■ TASK DIRECTIONS:
Find every line containing the word "Erich" and report the count, nothing more.

(begin)

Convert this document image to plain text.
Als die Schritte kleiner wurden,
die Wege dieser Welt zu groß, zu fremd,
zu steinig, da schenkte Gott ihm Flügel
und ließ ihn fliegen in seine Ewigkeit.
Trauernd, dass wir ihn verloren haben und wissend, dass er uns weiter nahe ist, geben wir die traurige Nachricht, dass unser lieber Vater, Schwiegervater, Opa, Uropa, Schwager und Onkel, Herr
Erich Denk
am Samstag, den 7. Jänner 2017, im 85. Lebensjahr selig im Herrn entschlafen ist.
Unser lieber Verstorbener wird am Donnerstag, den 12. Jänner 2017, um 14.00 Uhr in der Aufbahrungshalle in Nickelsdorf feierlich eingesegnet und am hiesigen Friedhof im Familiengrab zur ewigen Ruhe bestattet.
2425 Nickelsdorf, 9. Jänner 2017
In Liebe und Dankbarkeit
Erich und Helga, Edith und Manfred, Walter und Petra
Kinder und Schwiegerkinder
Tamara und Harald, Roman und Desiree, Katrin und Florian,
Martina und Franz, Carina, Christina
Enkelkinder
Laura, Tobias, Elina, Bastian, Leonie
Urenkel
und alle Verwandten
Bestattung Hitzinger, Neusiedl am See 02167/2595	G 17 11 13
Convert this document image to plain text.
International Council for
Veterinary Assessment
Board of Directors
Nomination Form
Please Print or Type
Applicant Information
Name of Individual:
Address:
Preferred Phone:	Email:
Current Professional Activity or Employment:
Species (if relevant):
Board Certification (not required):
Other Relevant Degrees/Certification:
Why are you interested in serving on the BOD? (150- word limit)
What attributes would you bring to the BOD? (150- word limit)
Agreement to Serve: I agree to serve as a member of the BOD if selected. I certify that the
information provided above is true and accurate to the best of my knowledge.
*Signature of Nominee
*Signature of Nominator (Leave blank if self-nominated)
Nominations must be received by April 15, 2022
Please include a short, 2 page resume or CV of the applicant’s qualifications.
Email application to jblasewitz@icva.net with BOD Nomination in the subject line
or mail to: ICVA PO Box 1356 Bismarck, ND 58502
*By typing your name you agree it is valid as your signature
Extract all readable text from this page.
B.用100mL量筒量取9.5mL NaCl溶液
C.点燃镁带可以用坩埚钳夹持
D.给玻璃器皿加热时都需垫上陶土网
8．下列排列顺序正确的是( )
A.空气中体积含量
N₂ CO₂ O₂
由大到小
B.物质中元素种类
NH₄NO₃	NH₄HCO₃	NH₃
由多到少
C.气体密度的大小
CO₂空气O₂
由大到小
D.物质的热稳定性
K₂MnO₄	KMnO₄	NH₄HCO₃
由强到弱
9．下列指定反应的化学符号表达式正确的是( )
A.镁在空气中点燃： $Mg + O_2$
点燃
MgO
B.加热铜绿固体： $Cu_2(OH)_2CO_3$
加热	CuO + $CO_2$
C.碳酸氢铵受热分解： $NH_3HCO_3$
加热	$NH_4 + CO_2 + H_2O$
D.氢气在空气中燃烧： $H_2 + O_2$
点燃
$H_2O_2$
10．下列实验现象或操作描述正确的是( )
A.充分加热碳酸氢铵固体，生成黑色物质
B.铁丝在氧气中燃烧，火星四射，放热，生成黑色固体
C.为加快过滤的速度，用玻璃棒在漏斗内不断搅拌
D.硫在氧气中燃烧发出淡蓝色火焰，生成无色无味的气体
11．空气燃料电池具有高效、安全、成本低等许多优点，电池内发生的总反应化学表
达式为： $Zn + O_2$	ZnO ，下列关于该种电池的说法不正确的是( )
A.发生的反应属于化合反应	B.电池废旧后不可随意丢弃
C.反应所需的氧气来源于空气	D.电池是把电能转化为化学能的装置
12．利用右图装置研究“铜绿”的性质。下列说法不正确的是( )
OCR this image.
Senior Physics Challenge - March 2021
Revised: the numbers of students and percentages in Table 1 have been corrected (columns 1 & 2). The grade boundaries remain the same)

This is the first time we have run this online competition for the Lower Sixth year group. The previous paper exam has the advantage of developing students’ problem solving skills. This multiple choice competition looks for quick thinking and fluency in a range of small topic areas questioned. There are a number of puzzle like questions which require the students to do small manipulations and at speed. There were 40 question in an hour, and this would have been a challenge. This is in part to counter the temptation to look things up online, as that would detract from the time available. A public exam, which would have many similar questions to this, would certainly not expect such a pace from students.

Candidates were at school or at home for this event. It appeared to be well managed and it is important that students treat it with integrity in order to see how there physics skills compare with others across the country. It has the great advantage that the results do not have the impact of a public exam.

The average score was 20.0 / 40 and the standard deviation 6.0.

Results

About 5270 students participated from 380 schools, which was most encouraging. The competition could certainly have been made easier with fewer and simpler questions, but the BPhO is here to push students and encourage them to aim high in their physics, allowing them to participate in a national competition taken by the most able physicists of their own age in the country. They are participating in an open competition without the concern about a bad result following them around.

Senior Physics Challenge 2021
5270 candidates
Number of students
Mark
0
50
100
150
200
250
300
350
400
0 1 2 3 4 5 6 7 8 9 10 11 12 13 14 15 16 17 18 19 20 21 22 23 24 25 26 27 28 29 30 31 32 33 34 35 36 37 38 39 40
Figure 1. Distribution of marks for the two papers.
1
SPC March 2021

(end)

■ REPLY TO THE EXERCISE:
2